Task requirements.
Pictures aside, quote the whole listing exactly.

Data to use.

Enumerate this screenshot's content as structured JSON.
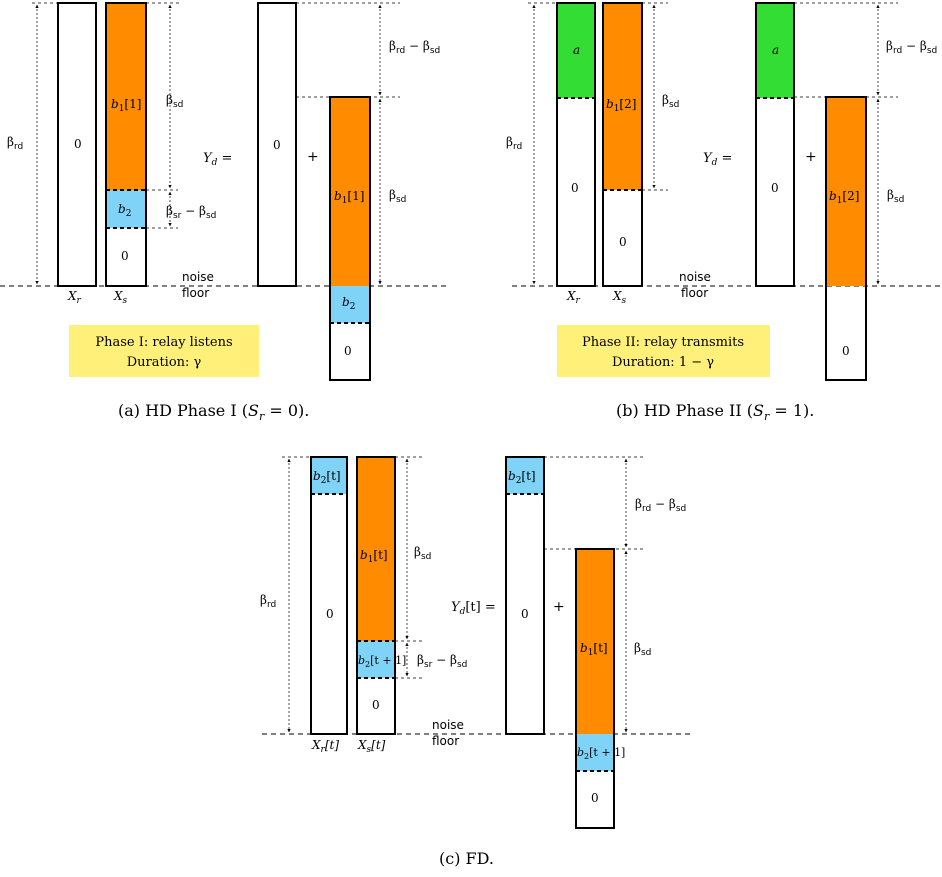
{
  "colors": {
    "orange": "#FF8C00",
    "blue": "#7FD3F7",
    "green": "#33DD33",
    "yellow_box": "#FFF07A",
    "white": "#FFFFFF",
    "black": "#000000"
  },
  "common": {
    "noise_line1": "noise",
    "noise_line2": "floor",
    "plus": "+",
    "zero": "0"
  },
  "panel_a": {
    "caption": "(a)  HD Phase I (Sr = 0).",
    "caption_parts": [
      "(a)  HD Phase I (",
      "S",
      "r",
      " = 0)."
    ],
    "xr_label": [
      "X",
      "r"
    ],
    "xs_label": [
      "X",
      "s"
    ],
    "beta_rd": [
      "β",
      "rd"
    ],
    "beta_sd": [
      "β",
      "sd"
    ],
    "beta_sr_minus_sd": [
      "β",
      "sr",
      " − ",
      "β",
      "sd"
    ],
    "beta_rd_minus_sd": [
      "β",
      "rd",
      " − ",
      "β",
      "sd"
    ],
    "yd": [
      "Y",
      "d",
      " ="
    ],
    "b1": [
      "b",
      "1",
      "[1]"
    ],
    "b2": [
      "b",
      "2"
    ],
    "phase_box_line1": "Phase I: relay listens",
    "phase_box_line2": "Duration: γ"
  },
  "panel_b": {
    "caption": "(b)  HD Phase II (Sr = 1).",
    "caption_parts": [
      "(b)  HD Phase II (",
      "S",
      "r",
      " = 1)."
    ],
    "xr_label": [
      "X",
      "r"
    ],
    "xs_label": [
      "X",
      "s"
    ],
    "beta_rd": [
      "β",
      "rd"
    ],
    "beta_sd": [
      "β",
      "sd"
    ],
    "beta_rd_minus_sd": [
      "β",
      "rd",
      " − ",
      "β",
      "sd"
    ],
    "yd": [
      "Y",
      "d",
      " ="
    ],
    "a": "a",
    "b1": [
      "b",
      "1",
      "[2]"
    ],
    "phase_box_line1": "Phase II: relay transmits",
    "phase_box_line2": "Duration: 1 − γ"
  },
  "panel_c": {
    "caption": "(c)  FD.",
    "xr_label": [
      "X",
      "r",
      "[t]"
    ],
    "xs_label": [
      "X",
      "s",
      "[t]"
    ],
    "beta_rd": [
      "β",
      "rd"
    ],
    "beta_sd": [
      "β",
      "sd"
    ],
    "beta_sr_minus_sd": [
      "β",
      "sr",
      " − ",
      "β",
      "sd"
    ],
    "beta_rd_minus_sd": [
      "β",
      "rd",
      " − ",
      "β",
      "sd"
    ],
    "yd": [
      "Y",
      "d",
      "[t] ="
    ],
    "b2t": [
      "b",
      "2",
      "[t]"
    ],
    "b1t": [
      "b",
      "1",
      "[t]"
    ],
    "b2t1": [
      "b",
      "2",
      "[t + 1]"
    ]
  }
}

Response to this exercise.
Enumerate this screenshot's content as structured JSON.
{
  "colors": {
    "orange": "#FF8C00",
    "blue": "#7FD3F7",
    "green": "#33DD33",
    "yellow_box": "#FFF07A",
    "white": "#FFFFFF",
    "black": "#000000"
  },
  "common": {
    "noise_line1": "noise",
    "noise_line2": "floor",
    "plus": "+",
    "zero": "0"
  },
  "panel_a": {
    "caption": "(a)  HD Phase I (Sr = 0).",
    "caption_parts": [
      "(a)  HD Phase I (",
      "S",
      "r",
      " = 0)."
    ],
    "xr_label": [
      "X",
      "r"
    ],
    "xs_label": [
      "X",
      "s"
    ],
    "beta_rd": [
      "β",
      "rd"
    ],
    "beta_sd": [
      "β",
      "sd"
    ],
    "beta_sr_minus_sd": [
      "β",
      "sr",
      " − ",
      "β",
      "sd"
    ],
    "beta_rd_minus_sd": [
      "β",
      "rd",
      " − ",
      "β",
      "sd"
    ],
    "yd": [
      "Y",
      "d",
      " ="
    ],
    "b1": [
      "b",
      "1",
      "[1]"
    ],
    "b2": [
      "b",
      "2"
    ],
    "phase_box_line1": "Phase I: relay listens",
    "phase_box_line2": "Duration: γ"
  },
  "panel_b": {
    "caption": "(b)  HD Phase II (Sr = 1).",
    "caption_parts": [
      "(b)  HD Phase II (",
      "S",
      "r",
      " = 1)."
    ],
    "xr_label": [
      "X",
      "r"
    ],
    "xs_label": [
      "X",
      "s"
    ],
    "beta_rd": [
      "β",
      "rd"
    ],
    "beta_sd": [
      "β",
      "sd"
    ],
    "beta_rd_minus_sd": [
      "β",
      "rd",
      " − ",
      "β",
      "sd"
    ],
    "yd": [
      "Y",
      "d",
      " ="
    ],
    "a": "a",
    "b1": [
      "b",
      "1",
      "[2]"
    ],
    "phase_box_line1": "Phase II: relay transmits",
    "phase_box_line2": "Duration: 1 − γ"
  },
  "panel_c": {
    "caption": "(c)  FD.",
    "xr_label": [
      "X",
      "r",
      "[t]"
    ],
    "xs_label": [
      "X",
      "s",
      "[t]"
    ],
    "beta_rd": [
      "β",
      "rd"
    ],
    "beta_sd": [
      "β",
      "sd"
    ],
    "beta_sr_minus_sd": [
      "β",
      "sr",
      " − ",
      "β",
      "sd"
    ],
    "beta_rd_minus_sd": [
      "β",
      "rd",
      " − ",
      "β",
      "sd"
    ],
    "yd": [
      "Y",
      "d",
      "[t] ="
    ],
    "b2t": [
      "b",
      "2",
      "[t]"
    ],
    "b1t": [
      "b",
      "1",
      "[t]"
    ],
    "b2t1": [
      "b",
      "2",
      "[t + 1]"
    ]
  }
}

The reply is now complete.